[SHORT EXERCISE]
Copy every line of the listing exactly.

[EXERCISE MATERIALS]
────────
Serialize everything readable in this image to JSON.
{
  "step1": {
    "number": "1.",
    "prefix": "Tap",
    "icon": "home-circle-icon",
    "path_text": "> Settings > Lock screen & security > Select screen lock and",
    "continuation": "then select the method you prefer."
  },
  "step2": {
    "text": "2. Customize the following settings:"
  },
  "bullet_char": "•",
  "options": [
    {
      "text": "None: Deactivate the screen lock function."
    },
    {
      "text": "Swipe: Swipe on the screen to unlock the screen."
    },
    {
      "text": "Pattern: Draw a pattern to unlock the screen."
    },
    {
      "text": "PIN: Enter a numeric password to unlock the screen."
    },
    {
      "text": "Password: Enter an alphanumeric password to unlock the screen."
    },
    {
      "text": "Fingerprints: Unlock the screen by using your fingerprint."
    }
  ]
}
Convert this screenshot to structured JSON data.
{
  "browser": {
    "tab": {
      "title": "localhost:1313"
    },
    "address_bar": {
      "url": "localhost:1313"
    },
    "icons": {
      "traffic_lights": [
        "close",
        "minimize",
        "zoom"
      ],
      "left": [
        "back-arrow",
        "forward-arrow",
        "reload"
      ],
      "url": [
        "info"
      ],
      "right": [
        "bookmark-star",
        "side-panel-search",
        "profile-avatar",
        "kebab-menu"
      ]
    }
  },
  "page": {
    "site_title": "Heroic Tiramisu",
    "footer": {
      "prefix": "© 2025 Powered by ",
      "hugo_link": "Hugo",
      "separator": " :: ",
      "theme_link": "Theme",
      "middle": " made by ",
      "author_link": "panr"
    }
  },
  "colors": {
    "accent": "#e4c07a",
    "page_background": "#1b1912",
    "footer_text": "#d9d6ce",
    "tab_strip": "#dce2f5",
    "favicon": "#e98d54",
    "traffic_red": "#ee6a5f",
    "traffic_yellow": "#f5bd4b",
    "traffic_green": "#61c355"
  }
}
────────
[SOLUTION TO THE PROBLEM]
Serialize everything readable in this image to JSON.
{
  "step1": {
    "number": "1.",
    "prefix": "Tap",
    "icon": "home-circle-icon",
    "path_text": "> Settings > Lock screen & security > Select screen lock and",
    "continuation": "then select the method you prefer."
  },
  "step2": {
    "text": "2. Customize the following settings:"
  },
  "bullet_char": "•",
  "options": [
    {
      "text": "None: Deactivate the screen lock function."
    },
    {
      "text": "Swipe: Swipe on the screen to unlock the screen."
    },
    {
      "text": "Pattern: Draw a pattern to unlock the screen."
    },
    {
      "text": "PIN: Enter a numeric password to unlock the screen."
    },
    {
      "text": "Password: Enter an alphanumeric password to unlock the screen."
    },
    {
      "text": "Fingerprints: Unlock the screen by using your fingerprint."
    }
  ]
}
Convert this screenshot to structured JSON data.
{
  "browser": {
    "tab": {
      "title": "localhost:1313"
    },
    "address_bar": {
      "url": "localhost:1313"
    },
    "icons": {
      "traffic_lights": [
        "close",
        "minimize",
        "zoom"
      ],
      "left": [
        "back-arrow",
        "forward-arrow",
        "reload"
      ],
      "url": [
        "info"
      ],
      "right": [
        "bookmark-star",
        "side-panel-search",
        "profile-avatar",
        "kebab-menu"
      ]
    }
  },
  "page": {
    "site_title": "Heroic Tiramisu",
    "footer": {
      "prefix": "© 2025 Powered by ",
      "hugo_link": "Hugo",
      "separator": " :: ",
      "theme_link": "Theme",
      "middle": " made by ",
      "author_link": "panr"
    }
  },
  "colors": {
    "accent": "#e4c07a",
    "page_background": "#1b1912",
    "footer_text": "#d9d6ce",
    "tab_strip": "#dce2f5",
    "favicon": "#e98d54",
    "traffic_red": "#ee6a5f",
    "traffic_yellow": "#f5bd4b",
    "traffic_green": "#61c355"
  }
}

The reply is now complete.